> [Work to complete]:
Pull every line containing the word "this" from the records.

————

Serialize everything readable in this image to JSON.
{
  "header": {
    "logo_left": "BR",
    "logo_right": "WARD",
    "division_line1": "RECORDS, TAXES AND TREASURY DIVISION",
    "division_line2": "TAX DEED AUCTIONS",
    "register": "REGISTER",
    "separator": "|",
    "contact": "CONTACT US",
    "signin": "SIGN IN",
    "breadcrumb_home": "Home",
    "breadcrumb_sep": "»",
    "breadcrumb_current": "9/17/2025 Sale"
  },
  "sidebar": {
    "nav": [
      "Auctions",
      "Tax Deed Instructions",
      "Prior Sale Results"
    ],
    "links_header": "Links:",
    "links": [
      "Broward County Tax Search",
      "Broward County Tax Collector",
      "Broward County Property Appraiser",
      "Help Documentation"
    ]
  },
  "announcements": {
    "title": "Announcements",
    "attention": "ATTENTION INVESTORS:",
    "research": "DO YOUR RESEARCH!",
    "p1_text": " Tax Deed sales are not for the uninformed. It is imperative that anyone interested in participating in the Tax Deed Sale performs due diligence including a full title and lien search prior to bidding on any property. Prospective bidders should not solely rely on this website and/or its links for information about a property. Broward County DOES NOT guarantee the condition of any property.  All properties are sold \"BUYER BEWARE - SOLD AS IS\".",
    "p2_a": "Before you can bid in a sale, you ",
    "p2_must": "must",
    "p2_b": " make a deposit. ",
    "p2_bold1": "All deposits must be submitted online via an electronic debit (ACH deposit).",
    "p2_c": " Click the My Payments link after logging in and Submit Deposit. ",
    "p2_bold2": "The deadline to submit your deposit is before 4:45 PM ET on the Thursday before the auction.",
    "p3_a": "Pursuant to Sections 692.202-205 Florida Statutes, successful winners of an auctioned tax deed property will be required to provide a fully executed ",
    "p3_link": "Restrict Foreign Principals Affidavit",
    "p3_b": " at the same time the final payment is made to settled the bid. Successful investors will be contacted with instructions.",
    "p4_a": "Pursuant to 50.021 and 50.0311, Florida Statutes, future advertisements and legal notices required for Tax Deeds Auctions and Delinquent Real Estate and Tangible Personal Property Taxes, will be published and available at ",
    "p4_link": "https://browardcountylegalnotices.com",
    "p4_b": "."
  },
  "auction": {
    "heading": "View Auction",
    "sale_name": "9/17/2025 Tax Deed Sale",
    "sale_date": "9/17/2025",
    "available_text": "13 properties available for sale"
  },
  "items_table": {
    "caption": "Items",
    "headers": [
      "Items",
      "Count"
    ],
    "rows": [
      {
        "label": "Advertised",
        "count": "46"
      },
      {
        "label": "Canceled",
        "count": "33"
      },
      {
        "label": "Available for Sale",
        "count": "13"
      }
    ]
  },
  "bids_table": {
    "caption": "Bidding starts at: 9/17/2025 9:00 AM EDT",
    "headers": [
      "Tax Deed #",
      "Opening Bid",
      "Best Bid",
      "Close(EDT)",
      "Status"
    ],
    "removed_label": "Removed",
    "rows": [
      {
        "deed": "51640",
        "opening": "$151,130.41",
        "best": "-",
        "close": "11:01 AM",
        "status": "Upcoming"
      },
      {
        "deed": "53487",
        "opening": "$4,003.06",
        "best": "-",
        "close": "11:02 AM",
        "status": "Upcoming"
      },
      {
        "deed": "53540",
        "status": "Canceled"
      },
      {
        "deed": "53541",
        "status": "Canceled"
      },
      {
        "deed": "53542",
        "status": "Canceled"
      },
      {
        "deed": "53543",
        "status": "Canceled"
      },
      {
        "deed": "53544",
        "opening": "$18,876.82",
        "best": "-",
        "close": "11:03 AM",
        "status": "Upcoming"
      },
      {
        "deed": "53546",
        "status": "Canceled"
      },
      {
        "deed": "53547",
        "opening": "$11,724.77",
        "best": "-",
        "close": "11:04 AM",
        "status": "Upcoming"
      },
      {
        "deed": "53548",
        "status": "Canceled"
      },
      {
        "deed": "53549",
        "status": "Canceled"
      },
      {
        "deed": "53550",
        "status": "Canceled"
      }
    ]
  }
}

————

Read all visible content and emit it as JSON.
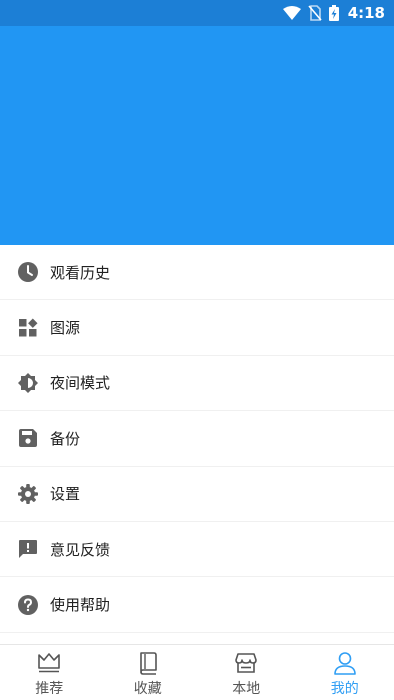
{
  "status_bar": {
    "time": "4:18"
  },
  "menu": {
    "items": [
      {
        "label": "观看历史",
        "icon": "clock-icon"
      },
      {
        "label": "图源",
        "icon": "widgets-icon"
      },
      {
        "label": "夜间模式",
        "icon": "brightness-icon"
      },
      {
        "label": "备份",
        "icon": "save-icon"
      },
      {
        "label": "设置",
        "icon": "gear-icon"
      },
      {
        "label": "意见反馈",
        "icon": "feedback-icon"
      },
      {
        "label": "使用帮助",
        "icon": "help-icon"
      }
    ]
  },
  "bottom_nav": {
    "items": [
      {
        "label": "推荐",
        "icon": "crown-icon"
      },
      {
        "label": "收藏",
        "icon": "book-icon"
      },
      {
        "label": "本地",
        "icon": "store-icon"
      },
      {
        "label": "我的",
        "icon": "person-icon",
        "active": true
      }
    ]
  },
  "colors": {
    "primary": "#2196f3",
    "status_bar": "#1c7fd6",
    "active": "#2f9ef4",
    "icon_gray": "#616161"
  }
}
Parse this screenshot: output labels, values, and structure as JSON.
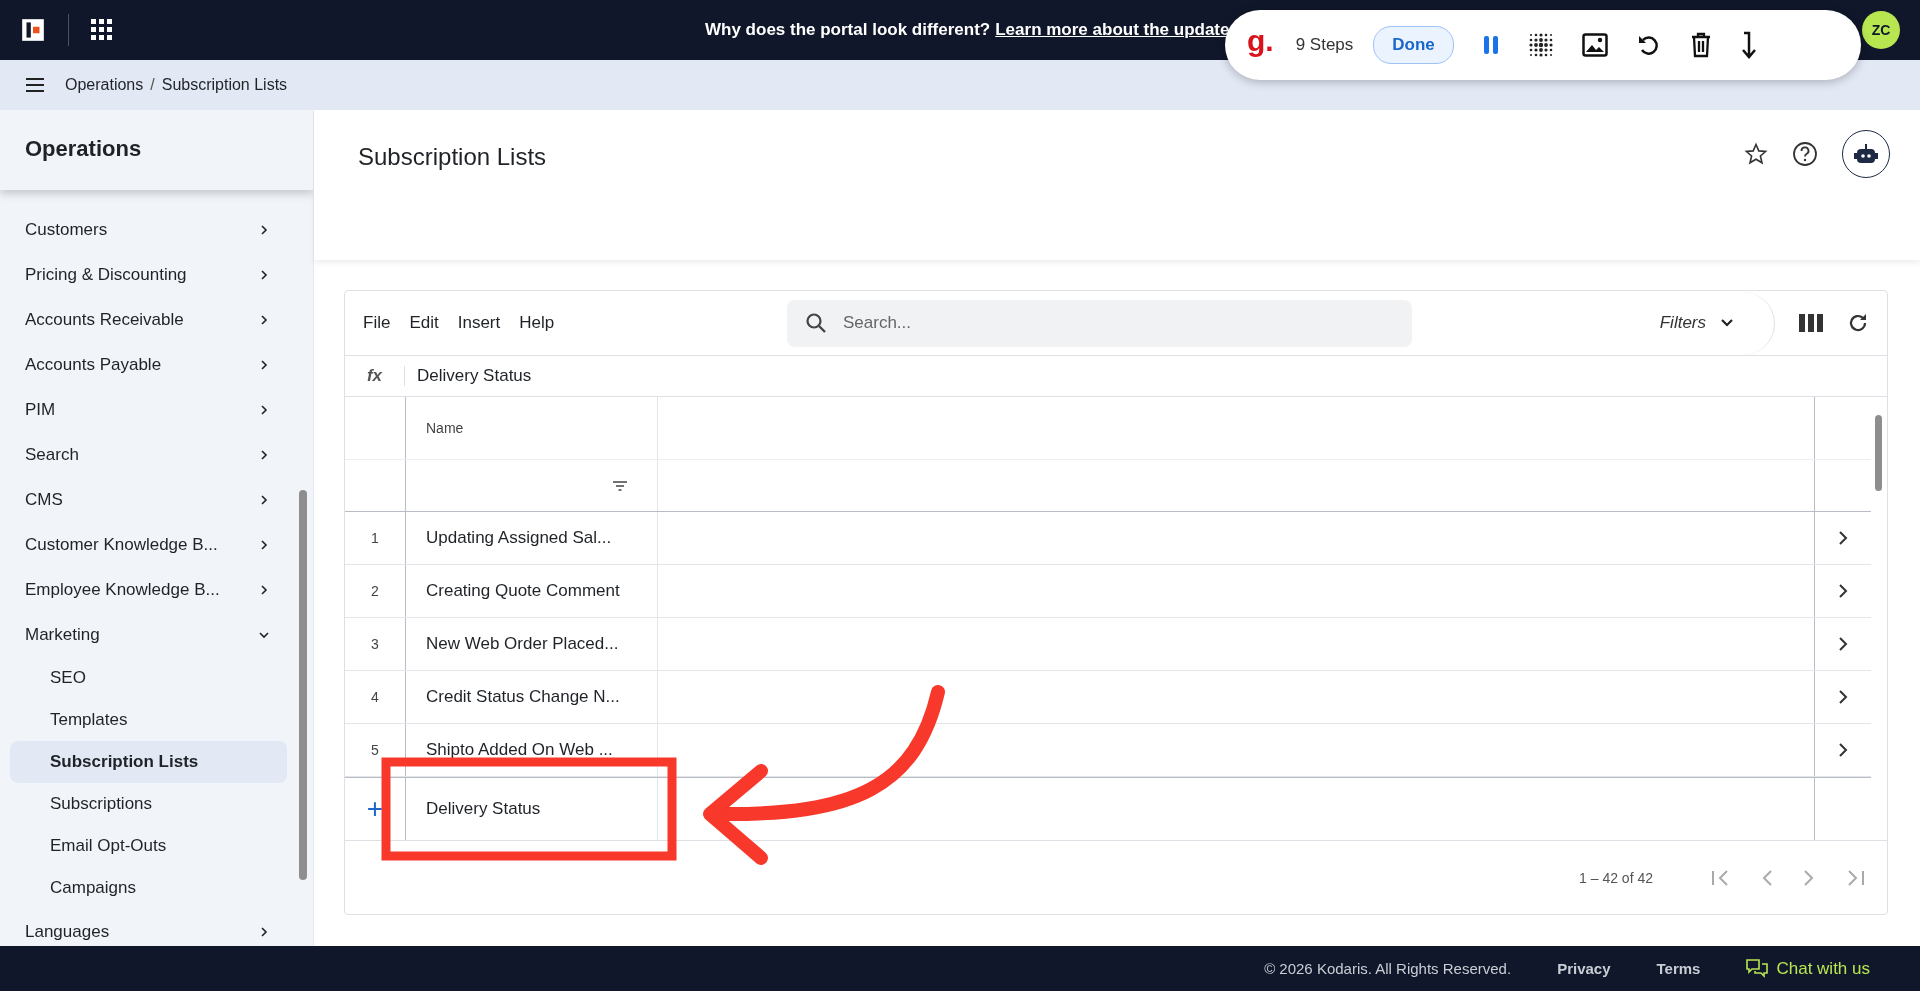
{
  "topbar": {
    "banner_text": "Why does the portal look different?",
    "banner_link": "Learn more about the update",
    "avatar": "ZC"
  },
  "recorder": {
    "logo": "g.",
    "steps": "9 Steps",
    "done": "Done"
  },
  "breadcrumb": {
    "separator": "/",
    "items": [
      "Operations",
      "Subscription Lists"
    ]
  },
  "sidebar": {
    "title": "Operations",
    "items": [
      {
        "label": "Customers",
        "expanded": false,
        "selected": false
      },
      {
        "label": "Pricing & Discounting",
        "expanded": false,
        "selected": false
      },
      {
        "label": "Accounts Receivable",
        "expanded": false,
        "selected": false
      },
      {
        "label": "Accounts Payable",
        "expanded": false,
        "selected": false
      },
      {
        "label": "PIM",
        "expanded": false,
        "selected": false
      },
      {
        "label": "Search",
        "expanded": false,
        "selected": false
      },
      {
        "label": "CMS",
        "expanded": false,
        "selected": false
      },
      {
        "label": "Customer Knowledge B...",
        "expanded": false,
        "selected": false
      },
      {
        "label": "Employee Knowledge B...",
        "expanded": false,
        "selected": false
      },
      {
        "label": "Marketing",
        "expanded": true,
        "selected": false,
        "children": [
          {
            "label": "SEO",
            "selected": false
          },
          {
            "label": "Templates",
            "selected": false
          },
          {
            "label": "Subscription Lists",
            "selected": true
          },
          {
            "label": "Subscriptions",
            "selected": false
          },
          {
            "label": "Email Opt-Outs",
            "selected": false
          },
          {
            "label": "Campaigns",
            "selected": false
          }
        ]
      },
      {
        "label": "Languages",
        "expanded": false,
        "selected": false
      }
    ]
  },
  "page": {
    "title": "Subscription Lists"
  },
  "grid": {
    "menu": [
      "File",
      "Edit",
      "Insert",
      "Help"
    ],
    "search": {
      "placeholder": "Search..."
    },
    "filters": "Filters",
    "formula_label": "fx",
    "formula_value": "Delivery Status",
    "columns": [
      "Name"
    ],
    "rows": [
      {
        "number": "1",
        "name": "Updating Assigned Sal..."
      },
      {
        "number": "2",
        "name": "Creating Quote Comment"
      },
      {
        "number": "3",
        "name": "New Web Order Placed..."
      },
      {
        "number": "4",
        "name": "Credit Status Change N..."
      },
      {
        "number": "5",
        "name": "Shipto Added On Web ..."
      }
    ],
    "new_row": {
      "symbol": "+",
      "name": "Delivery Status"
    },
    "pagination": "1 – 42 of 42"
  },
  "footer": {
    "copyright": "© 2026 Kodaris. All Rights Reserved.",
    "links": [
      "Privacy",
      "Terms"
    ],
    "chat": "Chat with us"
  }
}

————

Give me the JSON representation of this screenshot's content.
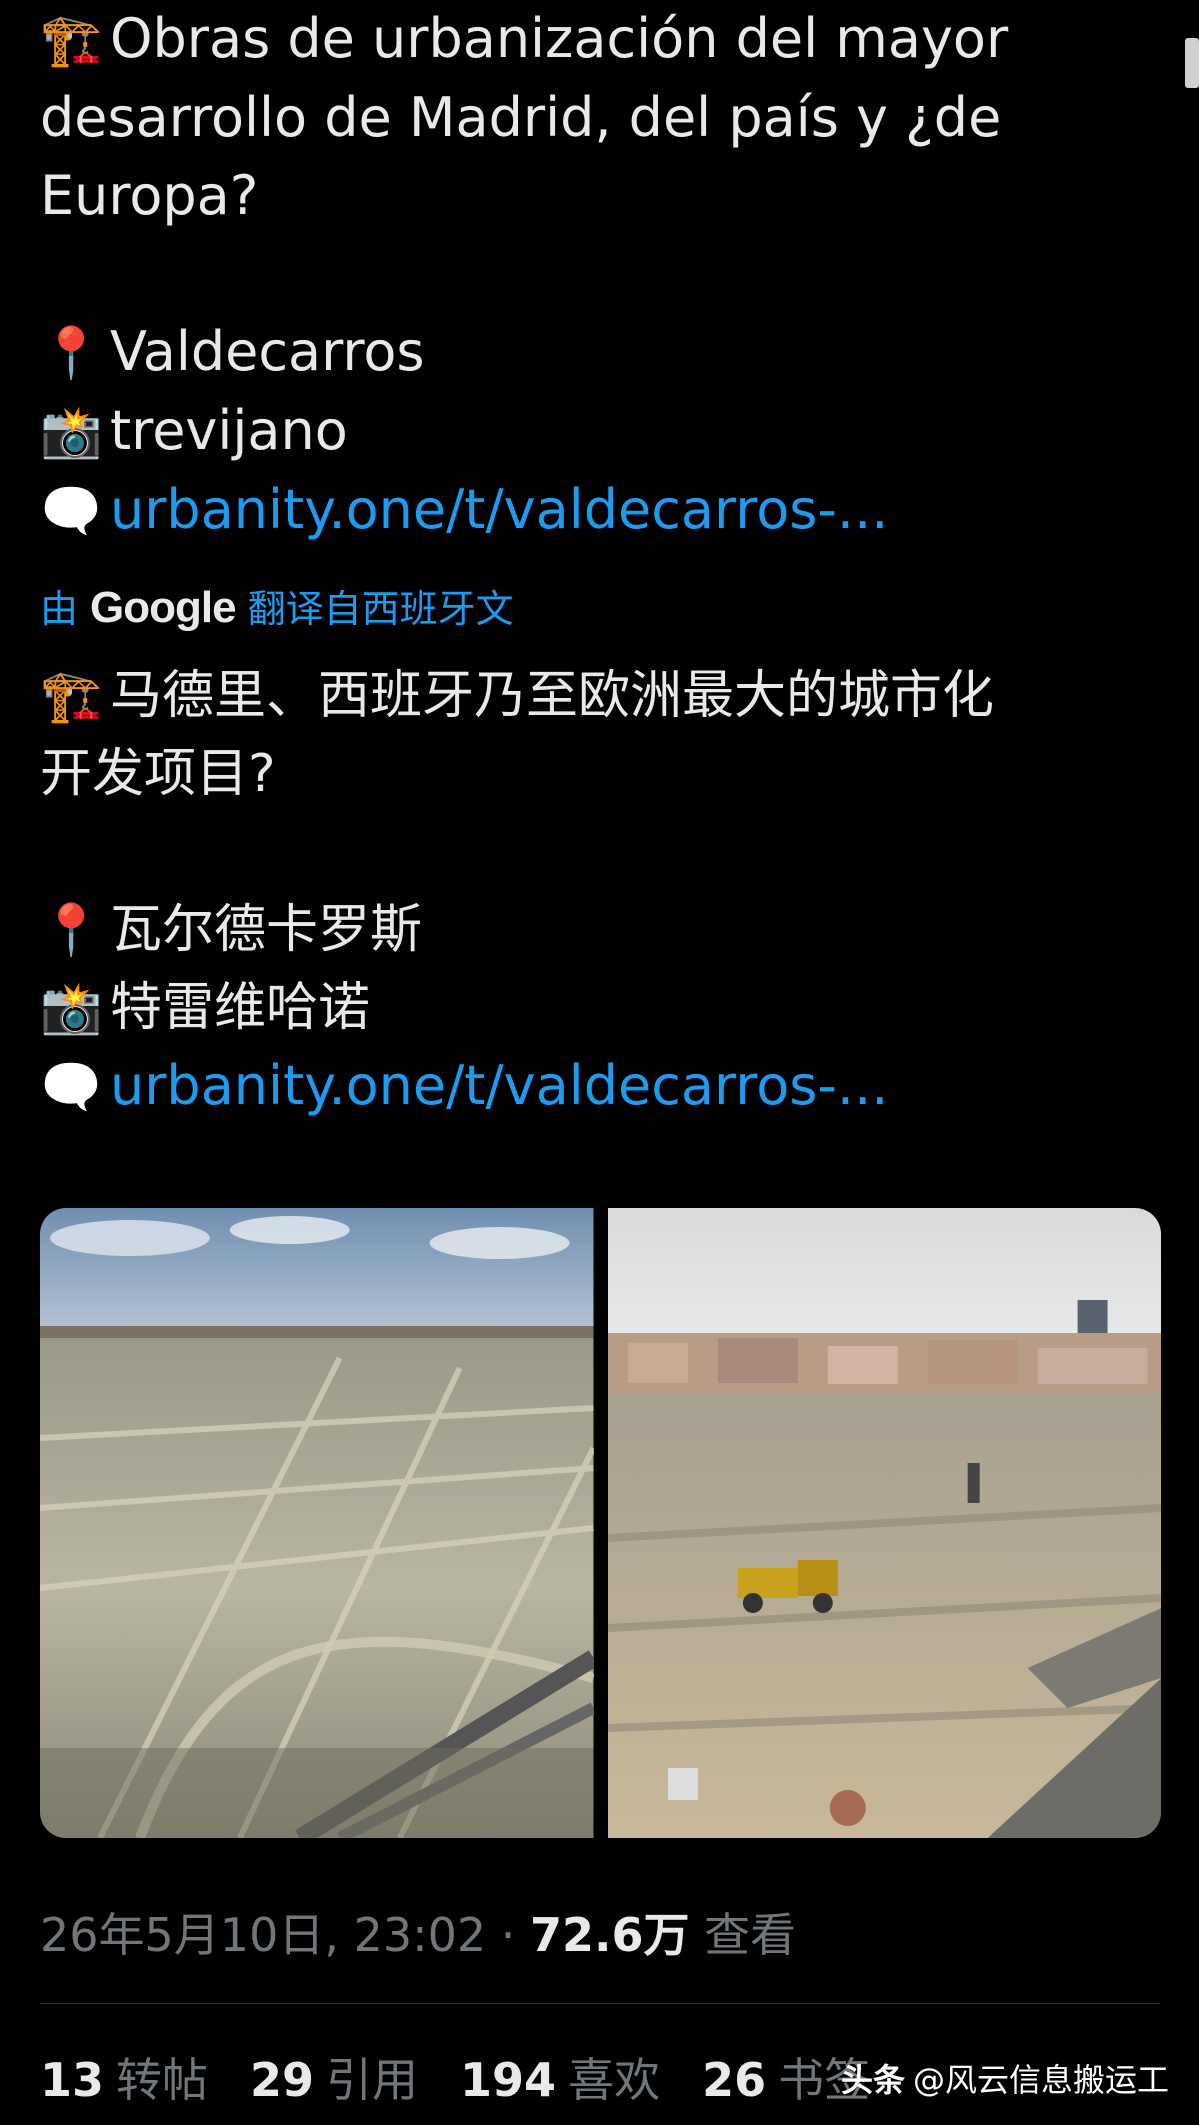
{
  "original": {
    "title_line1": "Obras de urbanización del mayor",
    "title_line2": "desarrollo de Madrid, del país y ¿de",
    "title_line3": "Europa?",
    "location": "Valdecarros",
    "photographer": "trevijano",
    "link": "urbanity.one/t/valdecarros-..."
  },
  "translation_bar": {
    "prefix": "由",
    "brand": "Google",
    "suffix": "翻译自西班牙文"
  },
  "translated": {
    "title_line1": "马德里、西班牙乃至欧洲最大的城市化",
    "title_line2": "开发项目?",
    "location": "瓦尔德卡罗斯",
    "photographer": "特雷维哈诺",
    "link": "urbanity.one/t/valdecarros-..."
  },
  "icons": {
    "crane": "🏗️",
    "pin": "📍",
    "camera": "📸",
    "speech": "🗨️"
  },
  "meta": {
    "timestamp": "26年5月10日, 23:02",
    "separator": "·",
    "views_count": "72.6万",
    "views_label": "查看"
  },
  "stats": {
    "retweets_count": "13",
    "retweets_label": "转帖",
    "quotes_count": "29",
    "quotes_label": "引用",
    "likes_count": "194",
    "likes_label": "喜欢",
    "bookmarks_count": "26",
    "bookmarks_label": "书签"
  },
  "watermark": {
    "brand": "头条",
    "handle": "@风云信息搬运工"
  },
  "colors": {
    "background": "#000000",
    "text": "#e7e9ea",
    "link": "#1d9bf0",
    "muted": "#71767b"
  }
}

————

> [Final result]:
Serialize everything readable in this image to JSON.
    "p1_text": " Tax Deed sales are not for the uninformed. It is imperative that anyone interested in participating in the Tax Deed Sale performs due diligence including a full title and lien search prior to bidding on any property. Prospective bidders should not solely rely on this website and/or its links for information about a property. Broward County DOES NOT guarantee the condition of any property.  All properties are sold \"BUYER BEWARE - SOLD AS IS\".",
Parse this screenshot: output labels, values, and structure as JSON.
Give me the JSON representation of this screenshot's content.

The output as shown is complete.